─── Records shown ───

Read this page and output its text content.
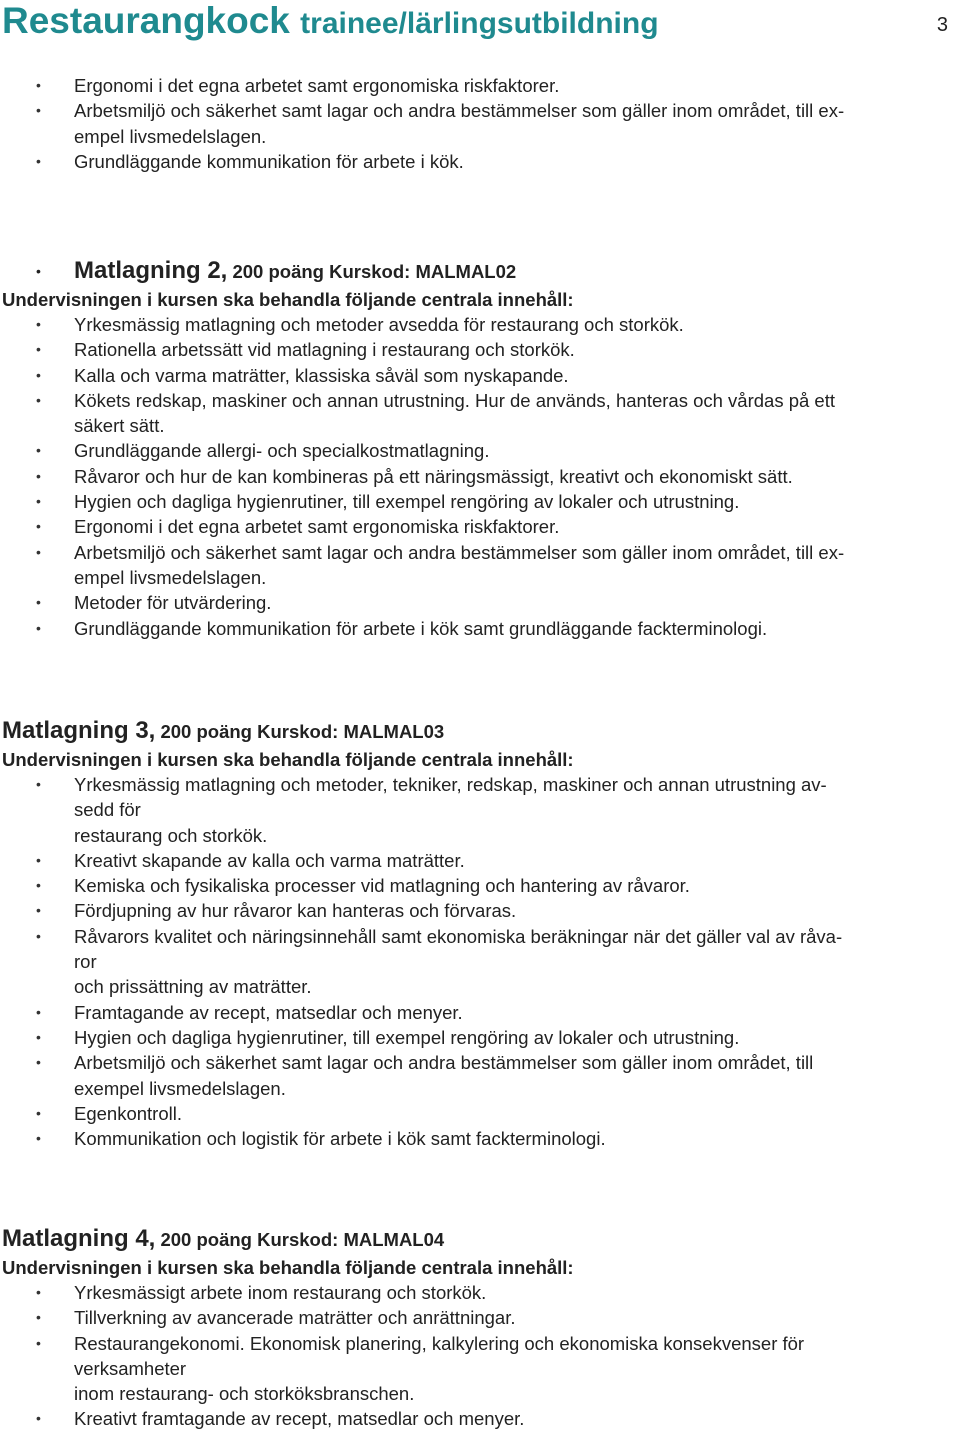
Restaurangkock trainee/lärlingsutbildning	3
• Ergonomi i det egna arbetet samt ergonomiska riskfaktorer.
• Arbetsmiljö och säkerhet samt lagar och andra bestämmelser som gäller inom området, till ex-
empel livsmedelslagen.
• Grundläggande kommunikation för arbete i kök.
• Matlagning 2, 200 poäng Kurskod: MALMAL02
Undervisningen i kursen ska behandla följande centrala innehåll:
• Yrkesmässig matlagning och metoder avsedda för restaurang och storkök.
• Rationella arbetssätt vid matlagning i restaurang och storkök.
• Kalla och varma maträtter, klassiska såväl som nyskapande.
• Kökets redskap, maskiner och annan utrustning. Hur de används, hanteras och vårdas på ett
säkert sätt.
• Grundläggande allergi- och specialkostmatlagning.
• Råvaror och hur de kan kombineras på ett näringsmässigt, kreativt och ekonomiskt sätt.
• Hygien och dagliga hygienrutiner, till exempel rengöring av lokaler och utrustning.
• Ergonomi i det egna arbetet samt ergonomiska riskfaktorer.
• Arbetsmiljö och säkerhet samt lagar och andra bestämmelser som gäller inom området, till ex-
empel livsmedelslagen.
• Metoder för utvärdering.
• Grundläggande kommunikation för arbete i kök samt grundläggande fackterminologi.
Matlagning 3, 200 poäng Kurskod: MALMAL03
Undervisningen i kursen ska behandla följande centrala innehåll:
• Yrkesmässig matlagning och metoder, tekniker, redskap, maskiner och annan utrustning av-
sedd för
restaurang och storkök.
• Kreativt skapande av kalla och varma maträtter.
• Kemiska och fysikaliska processer vid matlagning och hantering av råvaror.
• Fördjupning av hur råvaror kan hanteras och förvaras.
• Råvarors kvalitet och näringsinnehåll samt ekonomiska beräkningar när det gäller val av råva-
ror
och prissättning av maträtter.
• Framtagande av recept, matsedlar och menyer.
• Hygien och dagliga hygienrutiner, till exempel rengöring av lokaler och utrustning.
• Arbetsmiljö och säkerhet samt lagar och andra bestämmelser som gäller inom området, till
exempel livsmedelslagen.
• Egenkontroll.
• Kommunikation och logistik för arbete i kök samt fackterminologi.
Matlagning 4, 200 poäng Kurskod: MALMAL04
Undervisningen i kursen ska behandla följande centrala innehåll:
• Yrkesmässigt arbete inom restaurang och storkök.
• Tillverkning av avancerade maträtter och anrättningar.
• Restaurangekonomi. Ekonomisk planering, kalkylering och ekonomiska konsekvenser för
verksamheter
inom restaurang- och storköksbranschen.
• Kreativt framtagande av recept, matsedlar och menyer.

───

- [Your task]: Transcribe the records verbatim and omit the images.

- [Answer for the task]:
Read this page and output its text content.
Restaurangkock trainee/lärlingsutbildning	3
• Ergonomi i det egna arbetet samt ergonomiska riskfaktorer.
• Arbetsmiljö och säkerhet samt lagar och andra bestämmelser som gäller inom området, till ex-
empel livsmedelslagen.
• Grundläggande kommunikation för arbete i kök.
• Matlagning 2, 200 poäng Kurskod: MALMAL02
Undervisningen i kursen ska behandla följande centrala innehåll:
• Yrkesmässig matlagning och metoder avsedda för restaurang och storkök.
• Rationella arbetssätt vid matlagning i restaurang och storkök.
• Kalla och varma maträtter, klassiska såväl som nyskapande.
• Kökets redskap, maskiner och annan utrustning. Hur de används, hanteras och vårdas på ett
säkert sätt.
• Grundläggande allergi- och specialkostmatlagning.
• Råvaror och hur de kan kombineras på ett näringsmässigt, kreativt och ekonomiskt sätt.
• Hygien och dagliga hygienrutiner, till exempel rengöring av lokaler och utrustning.
• Ergonomi i det egna arbetet samt ergonomiska riskfaktorer.
• Arbetsmiljö och säkerhet samt lagar och andra bestämmelser som gäller inom området, till ex-
empel livsmedelslagen.
• Metoder för utvärdering.
• Grundläggande kommunikation för arbete i kök samt grundläggande fackterminologi.
Matlagning 3, 200 poäng Kurskod: MALMAL03
Undervisningen i kursen ska behandla följande centrala innehåll:
• Yrkesmässig matlagning och metoder, tekniker, redskap, maskiner och annan utrustning av-
sedd för
restaurang och storkök.
• Kreativt skapande av kalla och varma maträtter.
• Kemiska och fysikaliska processer vid matlagning och hantering av råvaror.
• Fördjupning av hur råvaror kan hanteras och förvaras.
• Råvarors kvalitet och näringsinnehåll samt ekonomiska beräkningar när det gäller val av råva-
ror
och prissättning av maträtter.
• Framtagande av recept, matsedlar och menyer.
• Hygien och dagliga hygienrutiner, till exempel rengöring av lokaler och utrustning.
• Arbetsmiljö och säkerhet samt lagar och andra bestämmelser som gäller inom området, till
exempel livsmedelslagen.
• Egenkontroll.
• Kommunikation och logistik för arbete i kök samt fackterminologi.
Matlagning 4, 200 poäng Kurskod: MALMAL04
Undervisningen i kursen ska behandla följande centrala innehåll:
• Yrkesmässigt arbete inom restaurang och storkök.
• Tillverkning av avancerade maträtter och anrättningar.
• Restaurangekonomi. Ekonomisk planering, kalkylering och ekonomiska konsekvenser för
verksamheter
inom restaurang- och storköksbranschen.
• Kreativt framtagande av recept, matsedlar och menyer.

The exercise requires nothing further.